■ Task goal ■
Below are records; print only the lines from the line containing "Serialize everything readable" to the end, both included, reproduced exactly and without the pictures.

[Part of a data file]
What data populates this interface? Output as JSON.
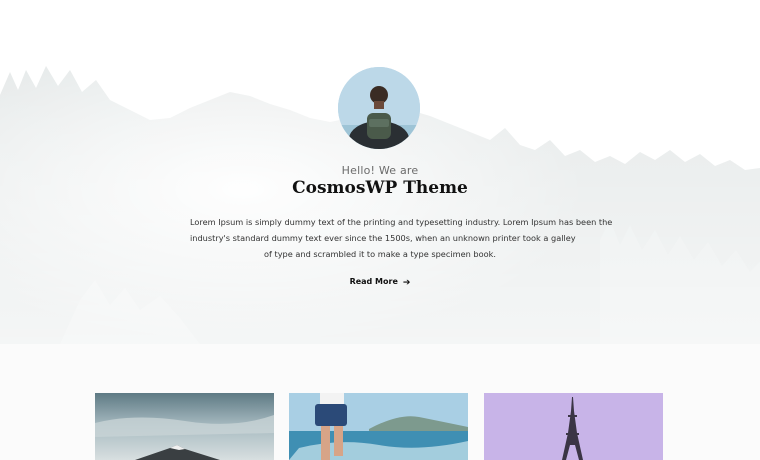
{
  "hero": {
    "greeting": "Hello! We are",
    "title": "CosmosWP Theme",
    "description_lines": [
      "Lorem Ipsum is simply dummy text of the printing and typesetting industry. Lorem Ipsum has been the",
      "industry's standard dummy text ever since the 1500s, when an unknown printer took a galley",
      "of type and scrambled it to make a type specimen book."
    ],
    "cta_label": "Read More",
    "cta_icon": "arrow-right-icon"
  },
  "colors": {
    "text_dark": "#111111",
    "text_muted": "#6b6b6b",
    "fog": "#e9eded",
    "sky_blue": "#bcd8e8",
    "lavender": "#c8b4e8"
  },
  "posts": [
    {
      "image": "mountain-landscape-image"
    },
    {
      "image": "beach-person-image"
    },
    {
      "image": "eiffel-tower-image"
    }
  ]
}
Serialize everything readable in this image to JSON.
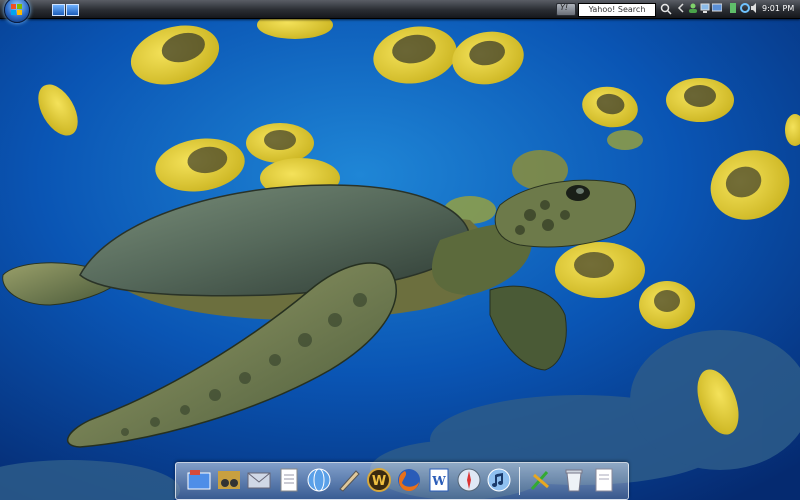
{
  "taskbar": {
    "search_placeholder": "Yahoo! Search",
    "clock": "9:01 PM",
    "yahoo_logo_text": "Y!"
  },
  "dock": {
    "items": [
      "folder-app-icon",
      "photos-app-icon",
      "mail-app-icon",
      "document-app-icon",
      "network-globe-icon",
      "pen-tools-icon",
      "wow-game-icon",
      "firefox-icon",
      "word-icon",
      "safari-icon",
      "itunes-icon",
      "dreamweaver-icon",
      "recycle-bin-icon",
      "text-file-icon"
    ]
  },
  "colors": {
    "taskbar": "#2a2d33",
    "sea": "#0b3f8f",
    "fish_yellow": "#e8d43c"
  }
}
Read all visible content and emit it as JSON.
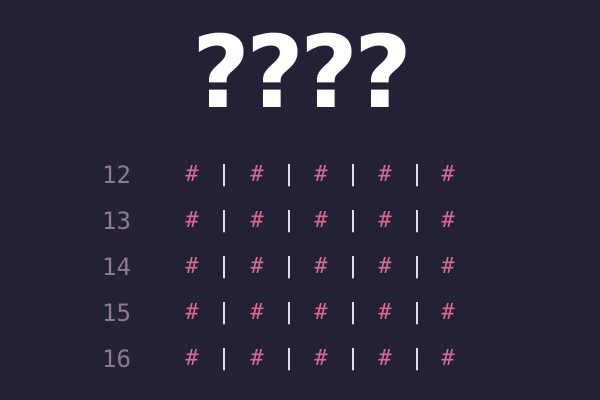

■ Answer for this exercise ■
Serialize everything readable in this image to JSON.
{
  "taskbar": {
    "search_placeholder": "Yahoo! Search",
    "clock": "9:01 PM",
    "yahoo_logo_text": "Y!"
  },
  "dock": {
    "items": [
      "folder-app-icon",
      "photos-app-icon",
      "mail-app-icon",
      "document-app-icon",
      "network-globe-icon",
      "pen-tools-icon",
      "wow-game-icon",
      "firefox-icon",
      "word-icon",
      "safari-icon",
      "itunes-icon",
      "dreamweaver-icon",
      "recycle-bin-icon",
      "text-file-icon"
    ]
  },
  "colors": {
    "taskbar": "#2a2d33",
    "sea": "#0b3f8f",
    "fish_yellow": "#e8d43c"
  }
}
Read all visible content and emit it as JSON.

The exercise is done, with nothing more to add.